- **Stated goal**
Pick out all lines with the word "JSON" from the records that follow.

- **Provided data**
'''

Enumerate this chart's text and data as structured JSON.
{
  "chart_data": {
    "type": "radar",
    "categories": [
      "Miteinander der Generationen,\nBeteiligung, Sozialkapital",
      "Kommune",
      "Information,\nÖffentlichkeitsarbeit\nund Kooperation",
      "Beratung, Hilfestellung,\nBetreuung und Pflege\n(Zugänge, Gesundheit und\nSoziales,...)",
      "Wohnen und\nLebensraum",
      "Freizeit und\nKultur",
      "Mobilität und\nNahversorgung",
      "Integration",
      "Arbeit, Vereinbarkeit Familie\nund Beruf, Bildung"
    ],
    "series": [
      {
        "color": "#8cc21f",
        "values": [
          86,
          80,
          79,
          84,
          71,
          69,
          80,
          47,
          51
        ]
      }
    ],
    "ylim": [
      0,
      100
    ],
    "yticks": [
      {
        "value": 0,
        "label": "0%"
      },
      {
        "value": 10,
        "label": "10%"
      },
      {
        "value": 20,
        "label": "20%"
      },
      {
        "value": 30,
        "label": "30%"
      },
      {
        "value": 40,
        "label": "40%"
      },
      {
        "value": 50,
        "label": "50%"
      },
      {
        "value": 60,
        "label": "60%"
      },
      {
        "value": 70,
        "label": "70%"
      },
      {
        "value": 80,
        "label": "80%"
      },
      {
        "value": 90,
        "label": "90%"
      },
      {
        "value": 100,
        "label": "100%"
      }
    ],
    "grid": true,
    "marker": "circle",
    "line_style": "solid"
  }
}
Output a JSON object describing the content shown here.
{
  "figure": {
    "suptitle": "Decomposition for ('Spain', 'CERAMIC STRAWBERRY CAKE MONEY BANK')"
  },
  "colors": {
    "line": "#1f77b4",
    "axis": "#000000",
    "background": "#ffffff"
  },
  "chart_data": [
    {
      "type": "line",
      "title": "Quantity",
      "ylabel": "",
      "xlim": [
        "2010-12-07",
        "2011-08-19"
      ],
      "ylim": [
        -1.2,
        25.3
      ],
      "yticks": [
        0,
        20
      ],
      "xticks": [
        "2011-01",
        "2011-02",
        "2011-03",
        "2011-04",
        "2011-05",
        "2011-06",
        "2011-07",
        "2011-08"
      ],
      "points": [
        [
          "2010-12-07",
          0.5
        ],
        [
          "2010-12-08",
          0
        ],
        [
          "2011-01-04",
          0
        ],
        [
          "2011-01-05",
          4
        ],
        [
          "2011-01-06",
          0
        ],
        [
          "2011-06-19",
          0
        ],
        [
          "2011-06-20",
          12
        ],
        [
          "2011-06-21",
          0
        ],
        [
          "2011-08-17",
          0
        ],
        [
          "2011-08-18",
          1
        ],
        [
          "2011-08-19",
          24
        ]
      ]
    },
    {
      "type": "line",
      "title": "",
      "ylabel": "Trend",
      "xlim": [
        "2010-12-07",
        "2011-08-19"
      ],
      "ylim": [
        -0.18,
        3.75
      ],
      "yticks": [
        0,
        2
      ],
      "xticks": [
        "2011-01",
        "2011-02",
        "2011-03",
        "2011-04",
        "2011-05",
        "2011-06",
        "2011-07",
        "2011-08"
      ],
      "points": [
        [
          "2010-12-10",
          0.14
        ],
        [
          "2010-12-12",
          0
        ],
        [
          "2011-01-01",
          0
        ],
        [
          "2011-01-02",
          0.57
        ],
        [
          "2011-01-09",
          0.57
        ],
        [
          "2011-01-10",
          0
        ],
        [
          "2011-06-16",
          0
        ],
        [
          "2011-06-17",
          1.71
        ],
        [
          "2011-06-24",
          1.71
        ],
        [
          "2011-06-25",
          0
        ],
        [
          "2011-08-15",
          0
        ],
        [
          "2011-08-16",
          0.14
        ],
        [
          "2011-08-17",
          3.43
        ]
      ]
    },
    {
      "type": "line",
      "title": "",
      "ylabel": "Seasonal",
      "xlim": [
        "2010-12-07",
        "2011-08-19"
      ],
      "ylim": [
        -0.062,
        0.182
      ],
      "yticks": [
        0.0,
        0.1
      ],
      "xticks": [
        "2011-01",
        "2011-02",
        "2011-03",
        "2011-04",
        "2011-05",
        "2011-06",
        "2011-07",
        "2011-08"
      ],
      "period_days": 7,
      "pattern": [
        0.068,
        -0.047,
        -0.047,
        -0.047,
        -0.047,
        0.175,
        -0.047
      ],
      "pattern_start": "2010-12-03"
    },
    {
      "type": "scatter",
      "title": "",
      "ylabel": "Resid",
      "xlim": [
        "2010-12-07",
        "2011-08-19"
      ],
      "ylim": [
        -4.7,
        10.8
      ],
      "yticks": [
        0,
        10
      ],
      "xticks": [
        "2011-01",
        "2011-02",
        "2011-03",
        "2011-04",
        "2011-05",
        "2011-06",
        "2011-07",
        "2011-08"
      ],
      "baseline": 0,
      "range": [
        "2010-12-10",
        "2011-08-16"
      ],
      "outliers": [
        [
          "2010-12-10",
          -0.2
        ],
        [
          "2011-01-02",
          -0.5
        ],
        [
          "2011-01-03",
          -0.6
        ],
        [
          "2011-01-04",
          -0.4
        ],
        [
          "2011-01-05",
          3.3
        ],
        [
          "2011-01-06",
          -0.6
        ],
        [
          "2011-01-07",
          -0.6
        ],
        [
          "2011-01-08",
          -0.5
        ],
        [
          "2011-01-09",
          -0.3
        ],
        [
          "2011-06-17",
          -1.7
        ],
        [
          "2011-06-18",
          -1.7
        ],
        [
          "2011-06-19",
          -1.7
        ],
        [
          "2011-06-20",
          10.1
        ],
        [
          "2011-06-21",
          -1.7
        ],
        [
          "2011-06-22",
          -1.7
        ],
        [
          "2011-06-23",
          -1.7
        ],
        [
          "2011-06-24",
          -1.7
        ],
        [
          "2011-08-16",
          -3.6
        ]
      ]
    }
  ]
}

'''

- **Exercise output**
Enumerate this chart's text and data as structured JSON.
Output a JSON object describing the content shown here.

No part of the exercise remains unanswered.